(TASK PROMPT)
Every entry should be repeated exactly. Omit the pictures.

_ _ _ _

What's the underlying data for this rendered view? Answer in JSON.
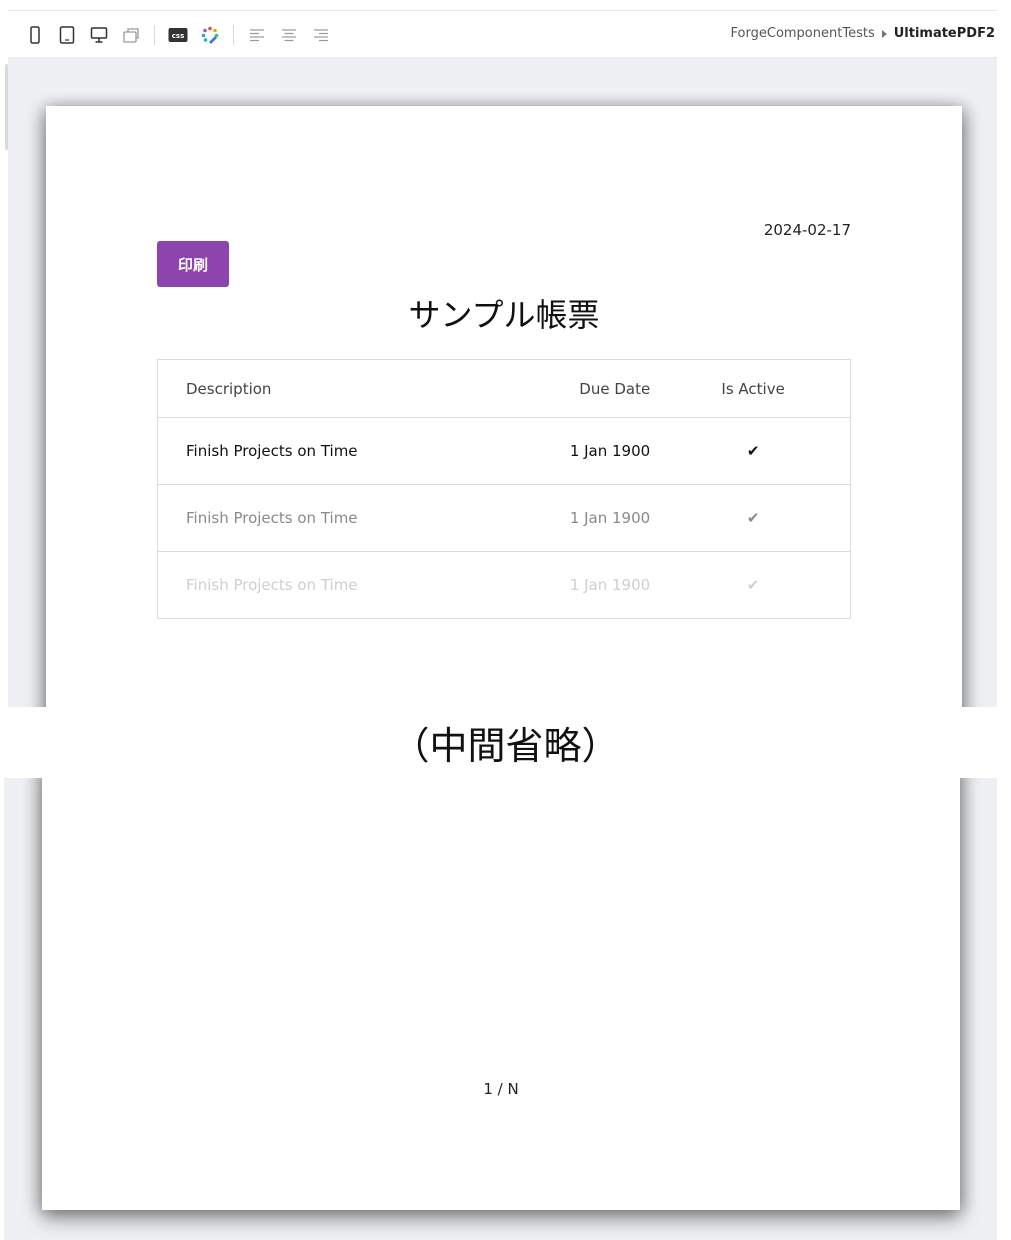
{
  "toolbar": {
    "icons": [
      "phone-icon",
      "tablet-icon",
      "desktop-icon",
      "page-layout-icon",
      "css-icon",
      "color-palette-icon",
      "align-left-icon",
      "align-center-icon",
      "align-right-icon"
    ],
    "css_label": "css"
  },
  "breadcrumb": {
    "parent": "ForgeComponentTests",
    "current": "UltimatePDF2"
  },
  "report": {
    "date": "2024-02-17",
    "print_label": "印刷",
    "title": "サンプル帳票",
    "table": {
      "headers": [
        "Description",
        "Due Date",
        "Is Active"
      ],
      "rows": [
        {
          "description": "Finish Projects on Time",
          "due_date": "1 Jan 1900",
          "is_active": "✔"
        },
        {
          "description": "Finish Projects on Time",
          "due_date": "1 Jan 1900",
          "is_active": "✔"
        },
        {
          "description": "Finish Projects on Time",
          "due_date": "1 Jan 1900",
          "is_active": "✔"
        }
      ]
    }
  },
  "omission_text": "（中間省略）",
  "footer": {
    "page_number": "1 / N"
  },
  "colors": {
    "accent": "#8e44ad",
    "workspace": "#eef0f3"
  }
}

_ _ _ _

(RESULT OF THE EXERCISE)
What's the underlying data for this rendered view? Answer in JSON.
{
  "toolbar": {
    "icons": [
      "phone-icon",
      "tablet-icon",
      "desktop-icon",
      "page-layout-icon",
      "css-icon",
      "color-palette-icon",
      "align-left-icon",
      "align-center-icon",
      "align-right-icon"
    ],
    "css_label": "css"
  },
  "breadcrumb": {
    "parent": "ForgeComponentTests",
    "current": "UltimatePDF2"
  },
  "report": {
    "date": "2024-02-17",
    "print_label": "印刷",
    "title": "サンプル帳票",
    "table": {
      "headers": [
        "Description",
        "Due Date",
        "Is Active"
      ],
      "rows": [
        {
          "description": "Finish Projects on Time",
          "due_date": "1 Jan 1900",
          "is_active": "✔"
        },
        {
          "description": "Finish Projects on Time",
          "due_date": "1 Jan 1900",
          "is_active": "✔"
        },
        {
          "description": "Finish Projects on Time",
          "due_date": "1 Jan 1900",
          "is_active": "✔"
        }
      ]
    }
  },
  "omission_text": "（中間省略）",
  "footer": {
    "page_number": "1 / N"
  },
  "colors": {
    "accent": "#8e44ad",
    "workspace": "#eef0f3"
  }
}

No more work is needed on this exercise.